JOB ->
Repeat the whole listing exactly.

— Start TASK INPUTS —

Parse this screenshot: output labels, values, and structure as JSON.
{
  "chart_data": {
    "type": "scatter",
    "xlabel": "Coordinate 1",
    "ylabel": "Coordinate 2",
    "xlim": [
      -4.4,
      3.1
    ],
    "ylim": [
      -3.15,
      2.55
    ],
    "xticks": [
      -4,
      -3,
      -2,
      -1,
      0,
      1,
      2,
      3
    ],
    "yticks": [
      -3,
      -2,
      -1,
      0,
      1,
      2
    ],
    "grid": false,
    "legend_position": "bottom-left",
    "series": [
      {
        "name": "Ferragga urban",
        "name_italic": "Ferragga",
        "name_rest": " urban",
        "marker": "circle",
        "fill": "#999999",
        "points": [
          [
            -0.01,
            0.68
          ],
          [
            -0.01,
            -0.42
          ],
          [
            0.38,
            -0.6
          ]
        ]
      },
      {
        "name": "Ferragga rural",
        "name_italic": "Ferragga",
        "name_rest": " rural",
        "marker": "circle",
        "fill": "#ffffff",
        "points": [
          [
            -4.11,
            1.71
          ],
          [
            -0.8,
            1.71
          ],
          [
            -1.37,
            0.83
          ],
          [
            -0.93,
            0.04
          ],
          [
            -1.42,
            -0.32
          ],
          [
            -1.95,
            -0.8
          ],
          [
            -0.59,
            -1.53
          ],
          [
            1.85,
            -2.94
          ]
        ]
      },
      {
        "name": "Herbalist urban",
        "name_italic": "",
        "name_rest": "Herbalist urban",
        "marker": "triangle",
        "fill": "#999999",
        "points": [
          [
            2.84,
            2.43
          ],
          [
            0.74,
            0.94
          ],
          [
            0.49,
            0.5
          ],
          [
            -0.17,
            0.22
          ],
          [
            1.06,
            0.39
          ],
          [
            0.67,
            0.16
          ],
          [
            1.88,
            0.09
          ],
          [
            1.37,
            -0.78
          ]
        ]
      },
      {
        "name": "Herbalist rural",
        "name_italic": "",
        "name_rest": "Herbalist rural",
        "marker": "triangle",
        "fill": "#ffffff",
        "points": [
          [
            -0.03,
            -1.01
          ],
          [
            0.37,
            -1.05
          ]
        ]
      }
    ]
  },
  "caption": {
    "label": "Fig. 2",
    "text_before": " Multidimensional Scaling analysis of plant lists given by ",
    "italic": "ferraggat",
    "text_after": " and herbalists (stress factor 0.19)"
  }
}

— End TASK INPUTS —

ANSWER TO THE TASK ->
Parse this screenshot: output labels, values, and structure as JSON.
{
  "chart_data": {
    "type": "scatter",
    "xlabel": "Coordinate 1",
    "ylabel": "Coordinate 2",
    "xlim": [
      -4.4,
      3.1
    ],
    "ylim": [
      -3.15,
      2.55
    ],
    "xticks": [
      -4,
      -3,
      -2,
      -1,
      0,
      1,
      2,
      3
    ],
    "yticks": [
      -3,
      -2,
      -1,
      0,
      1,
      2
    ],
    "grid": false,
    "legend_position": "bottom-left",
    "series": [
      {
        "name": "Ferragga urban",
        "name_italic": "Ferragga",
        "name_rest": " urban",
        "marker": "circle",
        "fill": "#999999",
        "points": [
          [
            -0.01,
            0.68
          ],
          [
            -0.01,
            -0.42
          ],
          [
            0.38,
            -0.6
          ]
        ]
      },
      {
        "name": "Ferragga rural",
        "name_italic": "Ferragga",
        "name_rest": " rural",
        "marker": "circle",
        "fill": "#ffffff",
        "points": [
          [
            -4.11,
            1.71
          ],
          [
            -0.8,
            1.71
          ],
          [
            -1.37,
            0.83
          ],
          [
            -0.93,
            0.04
          ],
          [
            -1.42,
            -0.32
          ],
          [
            -1.95,
            -0.8
          ],
          [
            -0.59,
            -1.53
          ],
          [
            1.85,
            -2.94
          ]
        ]
      },
      {
        "name": "Herbalist urban",
        "name_italic": "",
        "name_rest": "Herbalist urban",
        "marker": "triangle",
        "fill": "#999999",
        "points": [
          [
            2.84,
            2.43
          ],
          [
            0.74,
            0.94
          ],
          [
            0.49,
            0.5
          ],
          [
            -0.17,
            0.22
          ],
          [
            1.06,
            0.39
          ],
          [
            0.67,
            0.16
          ],
          [
            1.88,
            0.09
          ],
          [
            1.37,
            -0.78
          ]
        ]
      },
      {
        "name": "Herbalist rural",
        "name_italic": "",
        "name_rest": "Herbalist rural",
        "marker": "triangle",
        "fill": "#ffffff",
        "points": [
          [
            -0.03,
            -1.01
          ],
          [
            0.37,
            -1.05
          ]
        ]
      }
    ]
  },
  "caption": {
    "label": "Fig. 2",
    "text_before": " Multidimensional Scaling analysis of plant lists given by ",
    "italic": "ferraggat",
    "text_after": " and herbalists (stress factor 0.19)"
  }
}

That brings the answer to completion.